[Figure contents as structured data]
-.-.-
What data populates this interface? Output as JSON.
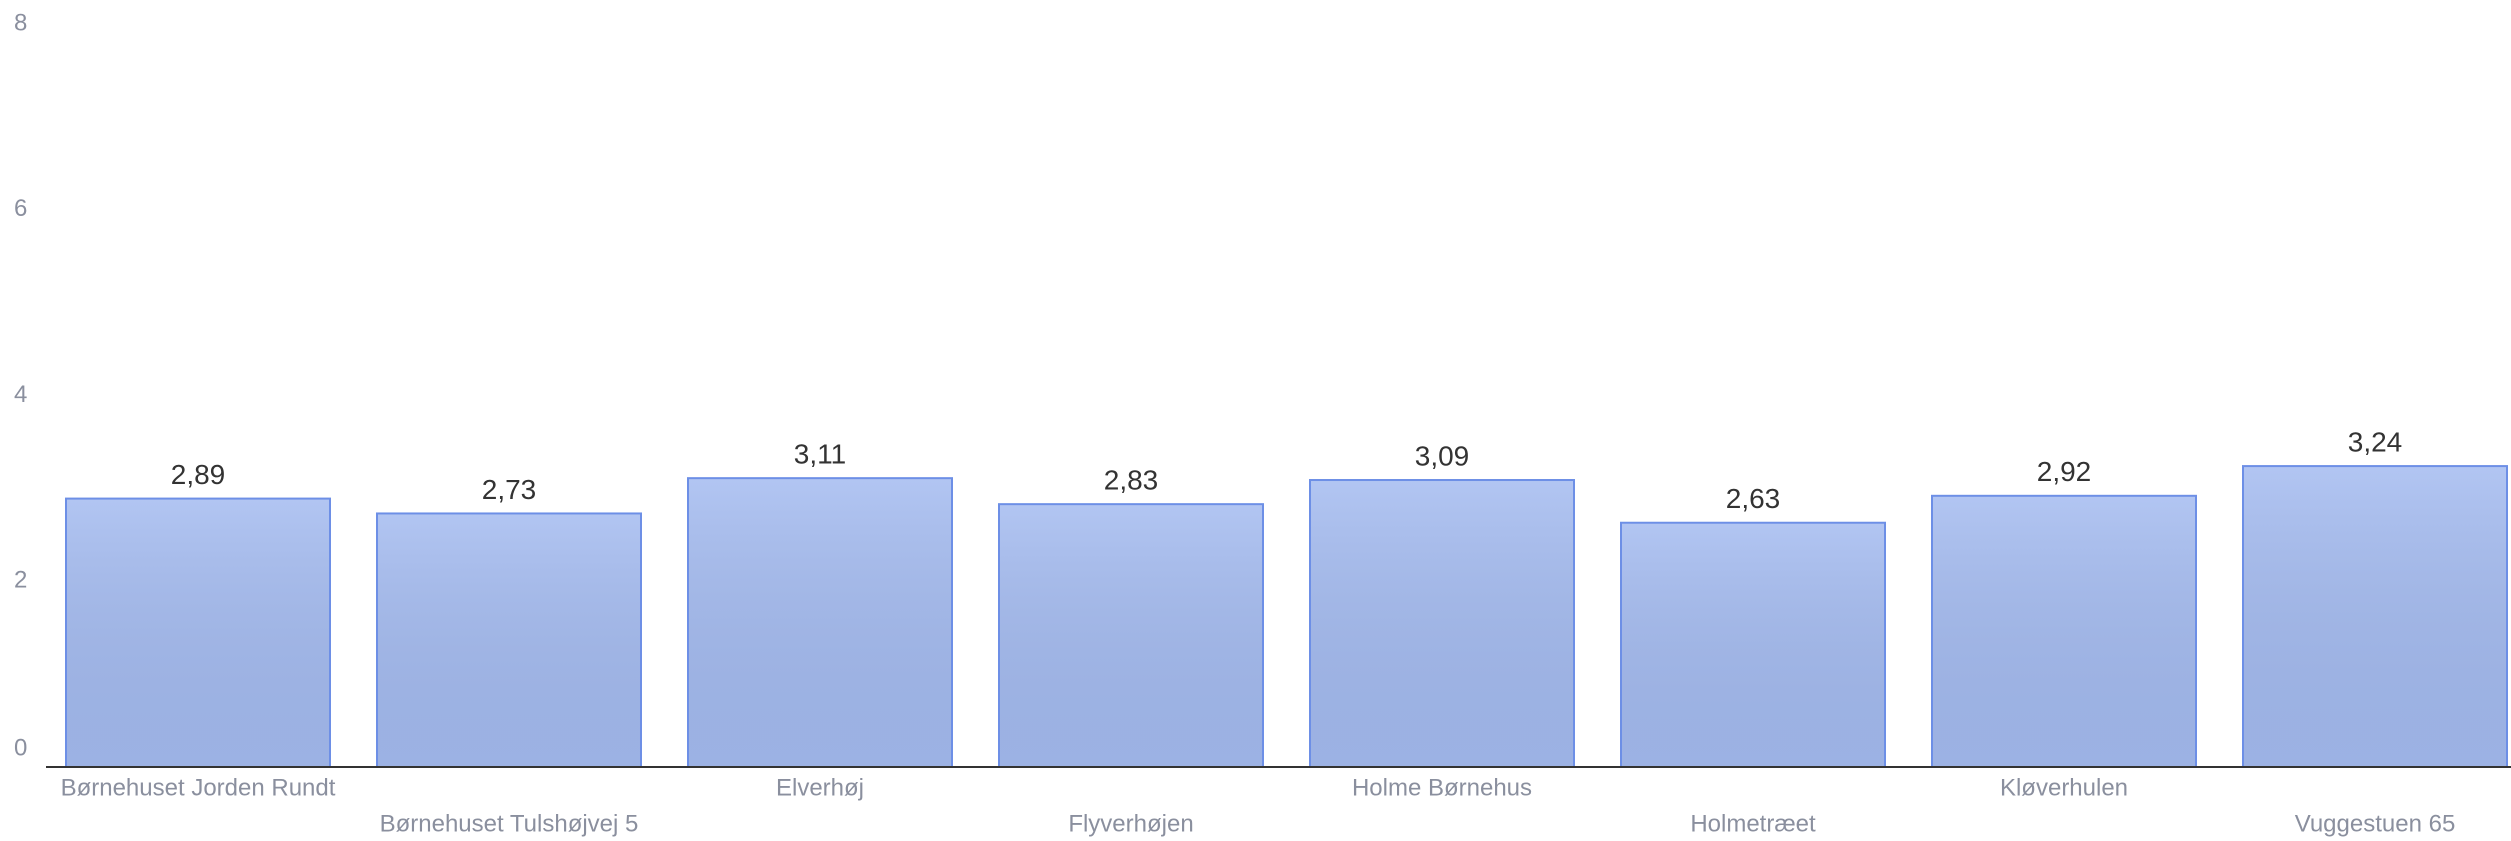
{
  "chart_data": {
    "type": "bar",
    "categories": [
      "Børnehuset Jorden Rundt",
      "Børnehuset Tulshøjvej 5",
      "Elverhøj",
      "Flyverhøjen",
      "Holme Børnehus",
      "Holmetræet",
      "Kløverhulen",
      "Vuggestuen 65"
    ],
    "values": [
      2.89,
      2.73,
      3.11,
      2.83,
      3.09,
      2.63,
      2.92,
      3.24
    ],
    "value_labels": [
      "2,89",
      "2,73",
      "3,11",
      "2,83",
      "3,09",
      "2,63",
      "2,92",
      "3,24"
    ],
    "color": "#a4bbf0",
    "edge_color": "#6d8fe6",
    "ylim": [
      0,
      8
    ],
    "yticks": [
      0,
      2,
      4,
      6,
      8
    ],
    "grid": false
  }
}
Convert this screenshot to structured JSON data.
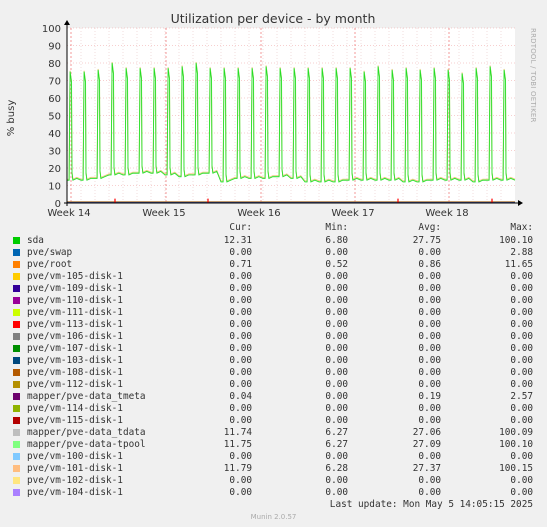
{
  "chart_data": {
    "type": "line",
    "title": "Utilization per device - by month",
    "ylabel": "% busy",
    "xlabel": "",
    "ylim": [
      0,
      100
    ],
    "yticks": [
      "0",
      "10",
      "20",
      "30",
      "40",
      "50",
      "60",
      "70",
      "80",
      "90",
      "100"
    ],
    "xticks": [
      "Week 14",
      "Week 15",
      "Week 16",
      "Week 17",
      "Week 18"
    ],
    "grid": true,
    "days": 32,
    "series": [
      {
        "name": "sda",
        "color": "#00cc00",
        "base": [
          13,
          13,
          14,
          16,
          16,
          17,
          17,
          16,
          15,
          16,
          17,
          12,
          14,
          14,
          14,
          15,
          14,
          12,
          12,
          12,
          13,
          13,
          13,
          13,
          12,
          12,
          13,
          13,
          13,
          12,
          13,
          13
        ],
        "peak": [
          75,
          75,
          76,
          80,
          77,
          77,
          77,
          77,
          78,
          80,
          77,
          77,
          77,
          77,
          78,
          77,
          77,
          77,
          77,
          77,
          77,
          75,
          78,
          76,
          77,
          76,
          77,
          76,
          74,
          77,
          78,
          76
        ]
      },
      {
        "name": "pve/vm-101-disk-1",
        "color": "#ffbd80"
      },
      {
        "name": "mapper/pve-data-tpool",
        "color": "#80ff80"
      }
    ],
    "near_zero_series": [
      {
        "name": "pve/root",
        "color": "#ff8000"
      },
      {
        "name": "pve/swap",
        "color": "#0066b3"
      },
      {
        "name": "pve/vm-113-disk-1",
        "color": "#ff0000"
      }
    ]
  },
  "legend": {
    "headers": {
      "cur": "Cur:",
      "min": "Min:",
      "avg": "Avg:",
      "max": "Max:"
    },
    "rows": [
      {
        "name": "sda",
        "color": "#00cc00",
        "cur": "12.31",
        "min": "6.80",
        "avg": "27.75",
        "max": "100.10"
      },
      {
        "name": "pve/swap",
        "color": "#0066b3",
        "cur": "0.00",
        "min": "0.00",
        "avg": "0.00",
        "max": "2.88"
      },
      {
        "name": "pve/root",
        "color": "#ff8000",
        "cur": "0.71",
        "min": "0.52",
        "avg": "0.86",
        "max": "11.65"
      },
      {
        "name": "pve/vm-105-disk-1",
        "color": "#ffcc00",
        "cur": "0.00",
        "min": "0.00",
        "avg": "0.00",
        "max": "0.00"
      },
      {
        "name": "pve/vm-109-disk-1",
        "color": "#330099",
        "cur": "0.00",
        "min": "0.00",
        "avg": "0.00",
        "max": "0.00"
      },
      {
        "name": "pve/vm-110-disk-1",
        "color": "#990099",
        "cur": "0.00",
        "min": "0.00",
        "avg": "0.00",
        "max": "0.00"
      },
      {
        "name": "pve/vm-111-disk-1",
        "color": "#ccff00",
        "cur": "0.00",
        "min": "0.00",
        "avg": "0.00",
        "max": "0.00"
      },
      {
        "name": "pve/vm-113-disk-1",
        "color": "#ff0000",
        "cur": "0.00",
        "min": "0.00",
        "avg": "0.00",
        "max": "0.00"
      },
      {
        "name": "pve/vm-106-disk-1",
        "color": "#808080",
        "cur": "0.00",
        "min": "0.00",
        "avg": "0.00",
        "max": "0.00"
      },
      {
        "name": "pve/vm-107-disk-1",
        "color": "#008f00",
        "cur": "0.00",
        "min": "0.00",
        "avg": "0.00",
        "max": "0.00"
      },
      {
        "name": "pve/vm-103-disk-1",
        "color": "#00487d",
        "cur": "0.00",
        "min": "0.00",
        "avg": "0.00",
        "max": "0.00"
      },
      {
        "name": "pve/vm-108-disk-1",
        "color": "#b35a00",
        "cur": "0.00",
        "min": "0.00",
        "avg": "0.00",
        "max": "0.00"
      },
      {
        "name": "pve/vm-112-disk-1",
        "color": "#b38f00",
        "cur": "0.00",
        "min": "0.00",
        "avg": "0.00",
        "max": "0.00"
      },
      {
        "name": "mapper/pve-data_tmeta",
        "color": "#6b006b",
        "cur": "0.04",
        "min": "0.00",
        "avg": "0.19",
        "max": "2.57"
      },
      {
        "name": "pve/vm-114-disk-1",
        "color": "#8fb300",
        "cur": "0.00",
        "min": "0.00",
        "avg": "0.00",
        "max": "0.00"
      },
      {
        "name": "pve/vm-115-disk-1",
        "color": "#b30000",
        "cur": "0.00",
        "min": "0.00",
        "avg": "0.00",
        "max": "0.00"
      },
      {
        "name": "mapper/pve-data_tdata",
        "color": "#bebebe",
        "cur": "11.74",
        "min": "6.27",
        "avg": "27.06",
        "max": "100.09"
      },
      {
        "name": "mapper/pve-data-tpool",
        "color": "#80ff80",
        "cur": "11.75",
        "min": "6.27",
        "avg": "27.09",
        "max": "100.10"
      },
      {
        "name": "pve/vm-100-disk-1",
        "color": "#80c9ff",
        "cur": "0.00",
        "min": "0.00",
        "avg": "0.00",
        "max": "0.00"
      },
      {
        "name": "pve/vm-101-disk-1",
        "color": "#ffbd80",
        "cur": "11.79",
        "min": "6.28",
        "avg": "27.37",
        "max": "100.15"
      },
      {
        "name": "pve/vm-102-disk-1",
        "color": "#ffe680",
        "cur": "0.00",
        "min": "0.00",
        "avg": "0.00",
        "max": "0.00"
      },
      {
        "name": "pve/vm-104-disk-1",
        "color": "#aa80ff",
        "cur": "0.00",
        "min": "0.00",
        "avg": "0.00",
        "max": "0.00"
      }
    ]
  },
  "footer": {
    "last_update": "Last update: Mon May  5 14:05:15 2025",
    "munin": "Munin 2.0.57",
    "rrdtool": "RRDTOOL / TOBI OETIKER"
  }
}
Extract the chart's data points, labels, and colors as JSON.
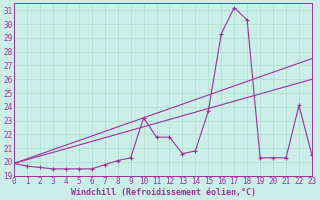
{
  "xlabel": "Windchill (Refroidissement éolien,°C)",
  "background_color": "#cceee8",
  "grid_color": "#aaddcc",
  "line_color": "#993399",
  "xmin": 0,
  "xmax": 23,
  "ymin": 19,
  "ymax": 31.5,
  "yticks": [
    19,
    20,
    21,
    22,
    23,
    24,
    25,
    26,
    27,
    28,
    29,
    30,
    31
  ],
  "xticks": [
    0,
    1,
    2,
    3,
    4,
    5,
    6,
    7,
    8,
    9,
    10,
    11,
    12,
    13,
    14,
    15,
    16,
    17,
    18,
    19,
    20,
    21,
    22,
    23
  ],
  "series1_x": [
    0,
    1,
    2,
    3,
    4,
    5,
    6,
    7,
    8,
    9,
    10,
    11,
    12,
    13,
    14,
    15,
    16,
    17,
    18,
    19,
    20,
    21,
    22,
    23
  ],
  "series1_y": [
    19.9,
    19.7,
    19.6,
    19.5,
    19.5,
    19.5,
    19.5,
    19.8,
    20.1,
    20.3,
    23.2,
    21.8,
    21.8,
    20.6,
    20.8,
    23.7,
    29.3,
    31.2,
    30.3,
    20.3,
    20.3,
    20.3,
    24.1,
    20.5
  ],
  "series2_x": [
    0,
    23
  ],
  "series2_y": [
    19.9,
    27.5
  ],
  "series3_x": [
    0,
    23
  ],
  "series3_y": [
    19.9,
    26.0
  ],
  "xlabel_fontsize": 6,
  "tick_fontsize": 5.5
}
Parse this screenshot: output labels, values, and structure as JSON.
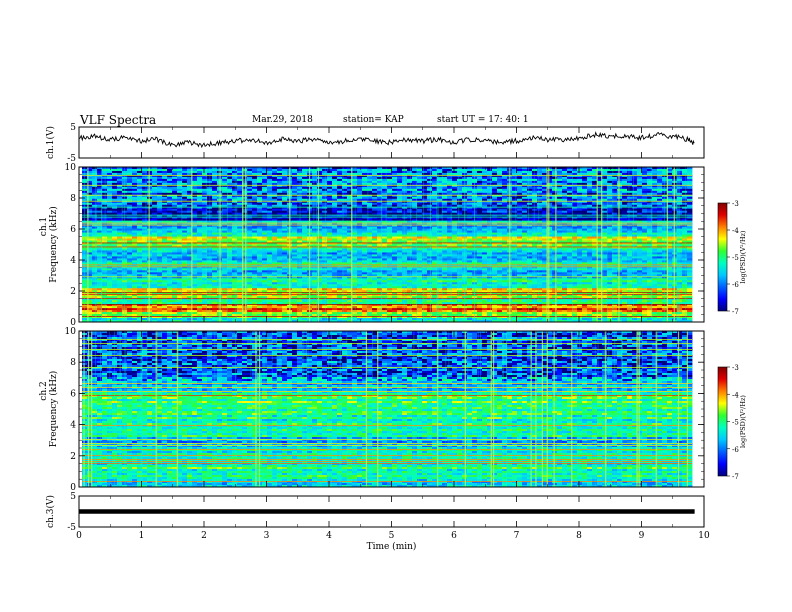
{
  "header": {
    "title": "VLF Spectra",
    "date": "Mar.29, 2018",
    "station": "station= KAP",
    "start": "start UT =   17: 40: 1"
  },
  "colors": {
    "colormap": [
      "#00007a",
      "#0000ff",
      "#0060ff",
      "#00c8ff",
      "#00ffc0",
      "#30ff30",
      "#ffff00",
      "#ff8000",
      "#e00000",
      "#800000"
    ],
    "trace": "#000000",
    "background": "#ffffff"
  },
  "chart_data": [
    {
      "type": "line",
      "panel": "ch1",
      "ylabel": "ch.1(V)",
      "ylim": [
        -5,
        5
      ],
      "yticks": [
        "5",
        "-5"
      ],
      "xlim": [
        0,
        10
      ],
      "x": [
        0,
        0.25,
        0.5,
        0.75,
        1,
        1.25,
        1.5,
        1.75,
        2,
        2.25,
        2.5,
        2.75,
        3,
        3.25,
        3.5,
        3.75,
        4,
        4.25,
        4.5,
        4.75,
        5,
        5.25,
        5.5,
        5.75,
        6,
        6.25,
        6.5,
        6.75,
        7,
        7.25,
        7.5,
        7.75,
        8,
        8.25,
        8.5,
        8.75,
        9,
        9.25,
        9.5,
        9.75,
        9.85
      ],
      "y": [
        1.5,
        2,
        1,
        1.5,
        0.5,
        1,
        -1,
        0,
        -1,
        0,
        0.5,
        1,
        0,
        1,
        0.5,
        1,
        0,
        0.5,
        1,
        0.5,
        0,
        1,
        0.5,
        1,
        0,
        1,
        0.5,
        0,
        0.5,
        1.5,
        1,
        1,
        1.5,
        2.5,
        2,
        2,
        1.5,
        2.5,
        2,
        1,
        -0.5
      ]
    },
    {
      "type": "heatmap",
      "panel": "ch1-spectrogram",
      "ylabel_top": "ch.1",
      "ylabel": "Frequency (kHz)",
      "ylim": [
        0,
        10
      ],
      "yticks": [
        "0",
        "2",
        "4",
        "6",
        "8",
        "10"
      ],
      "xlim": [
        0,
        10
      ],
      "colorbar": {
        "label": "log(PSD)(V²/Hz)",
        "range": [
          -7,
          -3
        ],
        "ticks": [
          "-3",
          "-4",
          "-5",
          "-6",
          "-7"
        ]
      },
      "frequency_bands_khz": [
        {
          "f0": 0,
          "f1": 0.3,
          "level": 0.45
        },
        {
          "f0": 0.3,
          "f1": 0.6,
          "level": 0.58
        },
        {
          "f0": 0.6,
          "f1": 1.2,
          "level": 0.78
        },
        {
          "f0": 1.2,
          "f1": 1.8,
          "level": 0.55
        },
        {
          "f0": 1.8,
          "f1": 2.2,
          "level": 0.62
        },
        {
          "f0": 2.2,
          "f1": 2.8,
          "level": 0.45
        },
        {
          "f0": 2.8,
          "f1": 3.3,
          "level": 0.28
        },
        {
          "f0": 3.3,
          "f1": 4.0,
          "level": 0.42
        },
        {
          "f0": 4.0,
          "f1": 4.6,
          "level": 0.38
        },
        {
          "f0": 4.6,
          "f1": 5.0,
          "level": 0.5
        },
        {
          "f0": 5.0,
          "f1": 5.5,
          "level": 0.6
        },
        {
          "f0": 5.5,
          "f1": 6.0,
          "level": 0.42
        },
        {
          "f0": 6.0,
          "f1": 6.6,
          "level": 0.35
        },
        {
          "f0": 6.6,
          "f1": 7.4,
          "level": 0.12
        },
        {
          "f0": 7.4,
          "f1": 10.0,
          "level": 0.3
        }
      ]
    },
    {
      "type": "heatmap",
      "panel": "ch2-spectrogram",
      "ylabel_top": "ch.2",
      "ylabel": "Frequency (kHz)",
      "ylim": [
        0,
        10
      ],
      "yticks": [
        "0",
        "2",
        "4",
        "6",
        "8",
        "10"
      ],
      "xlim": [
        0,
        10
      ],
      "colorbar": {
        "label": "log(PSD)(V²/Hz)",
        "range": [
          -7,
          -3
        ],
        "ticks": [
          "-3",
          "-4",
          "-5",
          "-6",
          "-7"
        ]
      },
      "frequency_bands_khz": [
        {
          "f0": 0,
          "f1": 0.5,
          "level": 0.42
        },
        {
          "f0": 0.5,
          "f1": 1.5,
          "level": 0.45
        },
        {
          "f0": 1.5,
          "f1": 2.5,
          "level": 0.42
        },
        {
          "f0": 2.5,
          "f1": 3.2,
          "level": 0.3
        },
        {
          "f0": 3.2,
          "f1": 4.0,
          "level": 0.42
        },
        {
          "f0": 4.0,
          "f1": 5.0,
          "level": 0.45
        },
        {
          "f0": 5.0,
          "f1": 6.0,
          "level": 0.5
        },
        {
          "f0": 6.0,
          "f1": 7.0,
          "level": 0.35
        },
        {
          "f0": 7.0,
          "f1": 10.0,
          "level": 0.28
        }
      ]
    },
    {
      "type": "line",
      "panel": "ch3",
      "ylabel": "ch.3(V)",
      "ylim": [
        -5,
        5
      ],
      "yticks": [
        "5",
        "-5"
      ],
      "xlim": [
        0,
        10
      ],
      "x": [
        0,
        9.85
      ],
      "y": [
        0,
        0
      ]
    }
  ],
  "xaxis": {
    "label": "Time (min)",
    "ticks": [
      "0",
      "1",
      "2",
      "3",
      "4",
      "5",
      "6",
      "7",
      "8",
      "9",
      "10"
    ]
  }
}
-.-.-
- Task statement
Your task is to gather all lines from the entries above that hold the word "screenshot".

- Expected output
Convert this screenshot to structured JSON data.
Parse this screenshot: output labels, values, and structure as JSON.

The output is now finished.